- Task prompt
Single out the lines of the material that contain "this" and copy them.

- Items
——————————
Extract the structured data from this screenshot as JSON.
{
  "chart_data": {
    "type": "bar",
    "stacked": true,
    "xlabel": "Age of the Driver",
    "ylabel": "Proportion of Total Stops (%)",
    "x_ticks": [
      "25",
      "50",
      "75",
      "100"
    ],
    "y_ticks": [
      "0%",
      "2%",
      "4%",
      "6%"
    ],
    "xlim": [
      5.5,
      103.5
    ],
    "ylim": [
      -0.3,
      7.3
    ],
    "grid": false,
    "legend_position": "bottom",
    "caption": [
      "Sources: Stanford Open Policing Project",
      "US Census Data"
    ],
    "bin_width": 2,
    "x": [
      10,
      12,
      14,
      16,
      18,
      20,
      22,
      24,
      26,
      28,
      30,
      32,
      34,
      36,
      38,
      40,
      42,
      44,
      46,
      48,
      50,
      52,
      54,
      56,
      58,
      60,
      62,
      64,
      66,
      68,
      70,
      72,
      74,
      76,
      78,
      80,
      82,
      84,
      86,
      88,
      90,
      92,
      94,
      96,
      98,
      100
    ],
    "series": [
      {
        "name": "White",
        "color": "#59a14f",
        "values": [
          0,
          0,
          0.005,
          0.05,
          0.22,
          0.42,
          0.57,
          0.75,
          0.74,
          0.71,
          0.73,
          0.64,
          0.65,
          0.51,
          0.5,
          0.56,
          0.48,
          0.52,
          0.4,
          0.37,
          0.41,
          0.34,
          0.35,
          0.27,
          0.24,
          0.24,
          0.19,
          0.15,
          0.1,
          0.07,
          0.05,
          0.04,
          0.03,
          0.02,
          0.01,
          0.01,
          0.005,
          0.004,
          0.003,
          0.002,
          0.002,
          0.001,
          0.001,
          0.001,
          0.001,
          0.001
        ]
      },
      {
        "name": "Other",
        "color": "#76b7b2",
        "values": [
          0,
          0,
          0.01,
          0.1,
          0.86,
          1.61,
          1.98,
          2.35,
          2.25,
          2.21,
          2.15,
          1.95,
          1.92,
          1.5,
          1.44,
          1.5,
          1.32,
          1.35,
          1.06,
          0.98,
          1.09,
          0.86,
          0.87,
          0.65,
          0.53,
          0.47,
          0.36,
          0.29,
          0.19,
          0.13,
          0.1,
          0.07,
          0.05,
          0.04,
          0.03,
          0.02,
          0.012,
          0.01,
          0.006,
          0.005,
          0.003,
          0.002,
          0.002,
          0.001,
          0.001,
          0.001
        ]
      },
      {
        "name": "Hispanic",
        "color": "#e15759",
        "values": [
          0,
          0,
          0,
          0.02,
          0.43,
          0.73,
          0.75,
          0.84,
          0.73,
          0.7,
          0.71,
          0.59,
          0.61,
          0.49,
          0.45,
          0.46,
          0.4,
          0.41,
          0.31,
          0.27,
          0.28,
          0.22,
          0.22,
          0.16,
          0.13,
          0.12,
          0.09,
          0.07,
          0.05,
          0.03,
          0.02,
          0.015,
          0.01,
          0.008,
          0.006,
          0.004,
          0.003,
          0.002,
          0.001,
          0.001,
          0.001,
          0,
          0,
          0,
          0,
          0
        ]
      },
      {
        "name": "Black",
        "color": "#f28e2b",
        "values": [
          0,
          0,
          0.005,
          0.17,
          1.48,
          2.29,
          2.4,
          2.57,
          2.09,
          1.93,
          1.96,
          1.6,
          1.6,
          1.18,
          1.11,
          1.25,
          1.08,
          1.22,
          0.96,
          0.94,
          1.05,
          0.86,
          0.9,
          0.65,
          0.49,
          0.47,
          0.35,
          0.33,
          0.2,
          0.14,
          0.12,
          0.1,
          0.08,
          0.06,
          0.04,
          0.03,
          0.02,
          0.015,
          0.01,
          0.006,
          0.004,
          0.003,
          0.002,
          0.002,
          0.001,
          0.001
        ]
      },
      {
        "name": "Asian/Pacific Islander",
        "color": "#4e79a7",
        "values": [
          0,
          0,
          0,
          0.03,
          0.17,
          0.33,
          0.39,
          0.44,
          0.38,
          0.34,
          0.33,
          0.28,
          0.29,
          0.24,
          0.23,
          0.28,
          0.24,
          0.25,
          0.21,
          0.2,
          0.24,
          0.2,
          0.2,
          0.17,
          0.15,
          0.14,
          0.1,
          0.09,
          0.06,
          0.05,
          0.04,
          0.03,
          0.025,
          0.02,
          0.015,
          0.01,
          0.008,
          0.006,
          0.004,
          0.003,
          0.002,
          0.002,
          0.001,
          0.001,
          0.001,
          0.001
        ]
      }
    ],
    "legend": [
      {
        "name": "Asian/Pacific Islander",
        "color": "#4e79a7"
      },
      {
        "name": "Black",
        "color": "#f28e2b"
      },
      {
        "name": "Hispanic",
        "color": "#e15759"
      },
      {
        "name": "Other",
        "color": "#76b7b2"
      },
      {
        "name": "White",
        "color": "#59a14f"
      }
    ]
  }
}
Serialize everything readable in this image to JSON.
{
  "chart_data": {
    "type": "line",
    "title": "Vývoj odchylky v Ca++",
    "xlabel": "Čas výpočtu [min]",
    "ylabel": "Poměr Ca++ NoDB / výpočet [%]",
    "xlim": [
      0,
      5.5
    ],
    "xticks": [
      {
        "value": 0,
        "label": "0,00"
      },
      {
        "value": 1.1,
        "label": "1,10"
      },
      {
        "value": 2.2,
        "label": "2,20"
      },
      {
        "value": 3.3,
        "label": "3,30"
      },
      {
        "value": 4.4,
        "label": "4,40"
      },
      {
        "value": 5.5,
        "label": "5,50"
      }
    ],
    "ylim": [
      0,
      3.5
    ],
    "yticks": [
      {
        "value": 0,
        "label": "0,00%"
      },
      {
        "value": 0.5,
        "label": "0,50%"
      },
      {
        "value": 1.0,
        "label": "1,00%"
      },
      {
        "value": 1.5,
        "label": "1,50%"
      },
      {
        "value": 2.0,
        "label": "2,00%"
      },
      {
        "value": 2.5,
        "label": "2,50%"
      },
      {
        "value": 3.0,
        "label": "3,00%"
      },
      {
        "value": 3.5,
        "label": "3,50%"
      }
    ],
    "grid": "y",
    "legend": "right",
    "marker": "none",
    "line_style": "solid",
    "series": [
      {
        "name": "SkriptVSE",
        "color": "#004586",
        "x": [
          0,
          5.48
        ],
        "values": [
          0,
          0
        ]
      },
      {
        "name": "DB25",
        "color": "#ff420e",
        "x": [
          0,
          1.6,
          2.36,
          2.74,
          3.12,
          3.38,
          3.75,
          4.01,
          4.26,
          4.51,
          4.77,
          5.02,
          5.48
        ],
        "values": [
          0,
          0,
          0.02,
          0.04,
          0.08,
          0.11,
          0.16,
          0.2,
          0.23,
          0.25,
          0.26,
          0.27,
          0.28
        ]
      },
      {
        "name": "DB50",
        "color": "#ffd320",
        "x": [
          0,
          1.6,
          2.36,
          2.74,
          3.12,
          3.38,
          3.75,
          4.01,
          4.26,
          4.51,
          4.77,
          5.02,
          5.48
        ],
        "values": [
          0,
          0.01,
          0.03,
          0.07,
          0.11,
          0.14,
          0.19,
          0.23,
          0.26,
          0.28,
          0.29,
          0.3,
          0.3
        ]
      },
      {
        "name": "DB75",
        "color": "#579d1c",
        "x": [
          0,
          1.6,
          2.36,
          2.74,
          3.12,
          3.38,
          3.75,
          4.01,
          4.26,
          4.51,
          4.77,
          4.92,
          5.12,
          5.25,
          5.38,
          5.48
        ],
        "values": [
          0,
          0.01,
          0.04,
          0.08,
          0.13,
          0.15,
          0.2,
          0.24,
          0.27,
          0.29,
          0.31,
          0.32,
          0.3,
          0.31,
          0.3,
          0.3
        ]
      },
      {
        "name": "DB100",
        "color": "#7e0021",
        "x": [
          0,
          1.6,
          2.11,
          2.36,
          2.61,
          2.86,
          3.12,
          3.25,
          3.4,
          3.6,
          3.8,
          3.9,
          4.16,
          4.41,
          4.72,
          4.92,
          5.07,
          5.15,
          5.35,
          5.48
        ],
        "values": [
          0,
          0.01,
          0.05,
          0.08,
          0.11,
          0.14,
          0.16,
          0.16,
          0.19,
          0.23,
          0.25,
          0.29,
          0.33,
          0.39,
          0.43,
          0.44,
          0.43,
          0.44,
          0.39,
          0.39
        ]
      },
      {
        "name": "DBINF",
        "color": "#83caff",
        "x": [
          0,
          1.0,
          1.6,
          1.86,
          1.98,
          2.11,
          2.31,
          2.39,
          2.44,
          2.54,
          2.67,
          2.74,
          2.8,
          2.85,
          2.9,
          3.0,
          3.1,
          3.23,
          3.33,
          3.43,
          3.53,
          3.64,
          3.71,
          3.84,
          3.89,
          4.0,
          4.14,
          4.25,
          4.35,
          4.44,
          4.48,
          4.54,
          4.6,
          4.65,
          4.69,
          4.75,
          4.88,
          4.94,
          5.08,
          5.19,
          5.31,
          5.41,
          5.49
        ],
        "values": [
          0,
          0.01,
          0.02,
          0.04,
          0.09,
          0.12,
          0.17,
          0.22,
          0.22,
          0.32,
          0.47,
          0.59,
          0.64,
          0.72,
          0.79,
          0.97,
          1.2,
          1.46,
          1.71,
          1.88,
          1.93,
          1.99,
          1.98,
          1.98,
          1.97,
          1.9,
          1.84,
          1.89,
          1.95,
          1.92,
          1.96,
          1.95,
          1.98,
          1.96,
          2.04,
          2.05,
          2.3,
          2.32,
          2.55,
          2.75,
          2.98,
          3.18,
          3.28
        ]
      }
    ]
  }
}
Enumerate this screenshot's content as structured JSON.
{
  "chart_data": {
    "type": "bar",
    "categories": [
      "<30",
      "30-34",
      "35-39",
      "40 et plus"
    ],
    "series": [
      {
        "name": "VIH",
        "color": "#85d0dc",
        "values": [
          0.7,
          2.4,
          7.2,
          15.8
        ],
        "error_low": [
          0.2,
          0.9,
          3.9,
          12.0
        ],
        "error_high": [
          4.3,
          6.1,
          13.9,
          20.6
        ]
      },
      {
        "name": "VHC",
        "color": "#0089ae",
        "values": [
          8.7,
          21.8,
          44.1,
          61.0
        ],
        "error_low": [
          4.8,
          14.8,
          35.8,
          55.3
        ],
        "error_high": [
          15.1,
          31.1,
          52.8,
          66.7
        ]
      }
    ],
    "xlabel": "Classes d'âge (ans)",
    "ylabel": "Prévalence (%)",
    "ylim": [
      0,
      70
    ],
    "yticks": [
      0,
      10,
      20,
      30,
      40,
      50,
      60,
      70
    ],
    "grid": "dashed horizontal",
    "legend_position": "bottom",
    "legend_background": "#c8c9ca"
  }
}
——————————
- Response to the exercise
Extract the structured data from this screenshot as JSON.
Serialize everything readable in this image to JSON.
Enumerate this screenshot's content as structured JSON.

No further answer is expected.